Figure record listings
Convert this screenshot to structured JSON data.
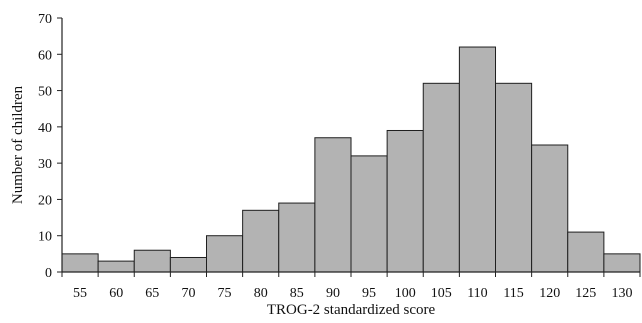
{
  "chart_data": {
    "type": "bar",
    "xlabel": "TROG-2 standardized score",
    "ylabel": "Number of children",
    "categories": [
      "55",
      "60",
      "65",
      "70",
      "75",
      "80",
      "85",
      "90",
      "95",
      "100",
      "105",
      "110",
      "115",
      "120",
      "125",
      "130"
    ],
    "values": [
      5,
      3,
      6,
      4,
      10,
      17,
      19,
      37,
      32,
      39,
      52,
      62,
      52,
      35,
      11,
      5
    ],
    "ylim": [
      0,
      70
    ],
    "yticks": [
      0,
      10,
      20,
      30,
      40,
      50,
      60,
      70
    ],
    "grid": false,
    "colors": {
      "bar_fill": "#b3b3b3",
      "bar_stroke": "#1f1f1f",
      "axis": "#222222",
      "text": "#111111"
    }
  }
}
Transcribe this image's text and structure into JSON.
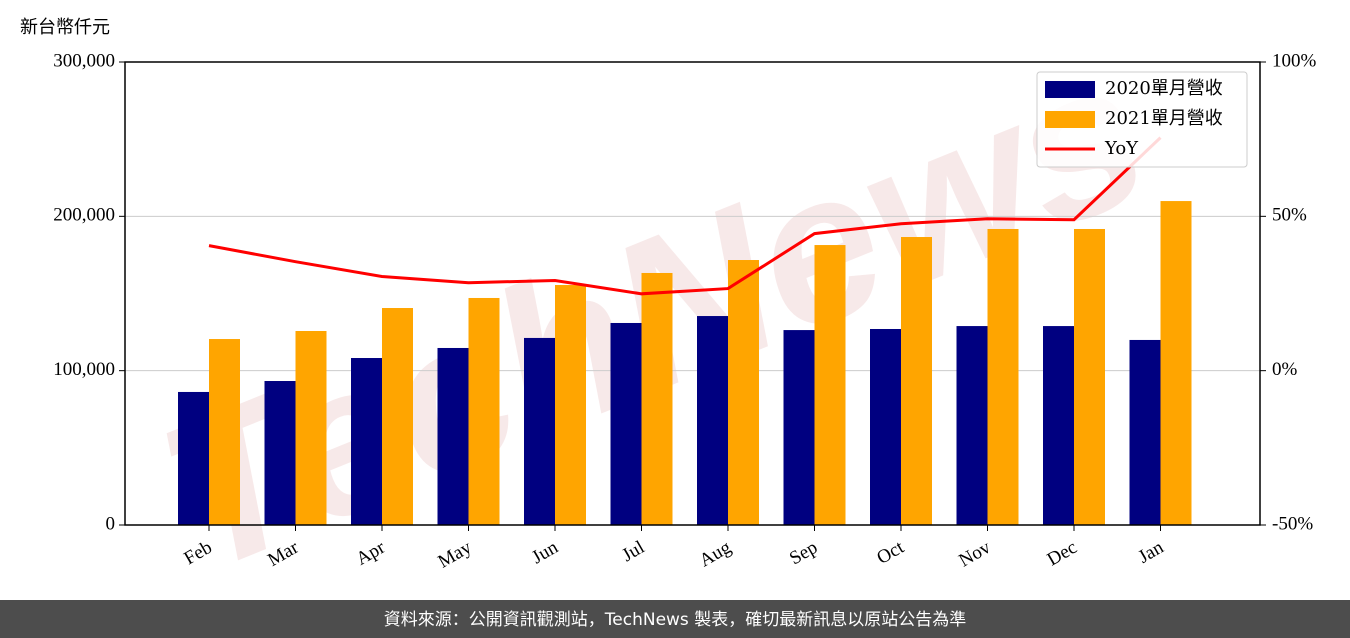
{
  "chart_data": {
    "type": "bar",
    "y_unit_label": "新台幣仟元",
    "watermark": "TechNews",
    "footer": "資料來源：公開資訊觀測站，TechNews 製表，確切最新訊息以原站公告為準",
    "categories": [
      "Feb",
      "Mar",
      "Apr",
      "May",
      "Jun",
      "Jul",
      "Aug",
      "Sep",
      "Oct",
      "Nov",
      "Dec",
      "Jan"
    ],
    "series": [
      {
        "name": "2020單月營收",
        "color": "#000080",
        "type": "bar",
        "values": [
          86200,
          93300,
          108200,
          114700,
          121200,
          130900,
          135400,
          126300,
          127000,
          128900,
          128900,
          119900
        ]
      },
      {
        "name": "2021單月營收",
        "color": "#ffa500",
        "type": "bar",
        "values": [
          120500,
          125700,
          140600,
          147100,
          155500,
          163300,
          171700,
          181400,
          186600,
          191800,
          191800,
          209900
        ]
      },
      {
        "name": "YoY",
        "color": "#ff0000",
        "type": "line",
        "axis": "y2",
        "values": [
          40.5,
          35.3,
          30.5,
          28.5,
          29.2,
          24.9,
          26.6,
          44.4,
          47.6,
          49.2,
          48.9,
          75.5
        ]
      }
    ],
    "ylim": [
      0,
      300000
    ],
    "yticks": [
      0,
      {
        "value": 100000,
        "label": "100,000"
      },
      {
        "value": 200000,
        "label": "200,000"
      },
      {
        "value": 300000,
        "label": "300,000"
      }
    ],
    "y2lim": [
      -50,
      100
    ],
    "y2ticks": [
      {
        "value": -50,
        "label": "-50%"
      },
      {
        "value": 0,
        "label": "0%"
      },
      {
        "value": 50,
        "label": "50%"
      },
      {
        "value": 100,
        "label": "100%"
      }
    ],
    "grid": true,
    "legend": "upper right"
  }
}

### TO BE DONE
Copy the records exactly. Skip the pictures.

### RESPONSE TO THE EXERCISE
Convert this screenshot to structured JSON data.
{
  "chart_data": {
    "type": "bar",
    "xlabel": "TROG-2 standardized score",
    "ylabel": "Number of children",
    "categories": [
      "55",
      "60",
      "65",
      "70",
      "75",
      "80",
      "85",
      "90",
      "95",
      "100",
      "105",
      "110",
      "115",
      "120",
      "125",
      "130"
    ],
    "values": [
      5,
      3,
      6,
      4,
      10,
      17,
      19,
      37,
      32,
      39,
      52,
      62,
      52,
      35,
      11,
      5
    ],
    "ylim": [
      0,
      70
    ],
    "yticks": [
      0,
      10,
      20,
      30,
      40,
      50,
      60,
      70
    ],
    "grid": false,
    "colors": {
      "bar_fill": "#b3b3b3",
      "bar_stroke": "#1f1f1f",
      "axis": "#222222",
      "text": "#111111"
    }
  }
}
Transcribe this image's text and structure into JSON.
{
  "chart_data": {
    "type": "bar",
    "y_unit_label": "新台幣仟元",
    "watermark": "TechNews",
    "footer": "資料來源：公開資訊觀測站，TechNews 製表，確切最新訊息以原站公告為準",
    "categories": [
      "Feb",
      "Mar",
      "Apr",
      "May",
      "Jun",
      "Jul",
      "Aug",
      "Sep",
      "Oct",
      "Nov",
      "Dec",
      "Jan"
    ],
    "series": [
      {
        "name": "2020單月營收",
        "color": "#000080",
        "type": "bar",
        "values": [
          86200,
          93300,
          108200,
          114700,
          121200,
          130900,
          135400,
          126300,
          127000,
          128900,
          128900,
          119900
        ]
      },
      {
        "name": "2021單月營收",
        "color": "#ffa500",
        "type": "bar",
        "values": [
          120500,
          125700,
          140600,
          147100,
          155500,
          163300,
          171700,
          181400,
          186600,
          191800,
          191800,
          209900
        ]
      },
      {
        "name": "YoY",
        "color": "#ff0000",
        "type": "line",
        "axis": "y2",
        "values": [
          40.5,
          35.3,
          30.5,
          28.5,
          29.2,
          24.9,
          26.6,
          44.4,
          47.6,
          49.2,
          48.9,
          75.5
        ]
      }
    ],
    "ylim": [
      0,
      300000
    ],
    "yticks": [
      0,
      {
        "value": 100000,
        "label": "100,000"
      },
      {
        "value": 200000,
        "label": "200,000"
      },
      {
        "value": 300000,
        "label": "300,000"
      }
    ],
    "y2lim": [
      -50,
      100
    ],
    "y2ticks": [
      {
        "value": -50,
        "label": "-50%"
      },
      {
        "value": 0,
        "label": "0%"
      },
      {
        "value": 50,
        "label": "50%"
      },
      {
        "value": 100,
        "label": "100%"
      }
    ],
    "grid": true,
    "legend": "upper right"
  }
}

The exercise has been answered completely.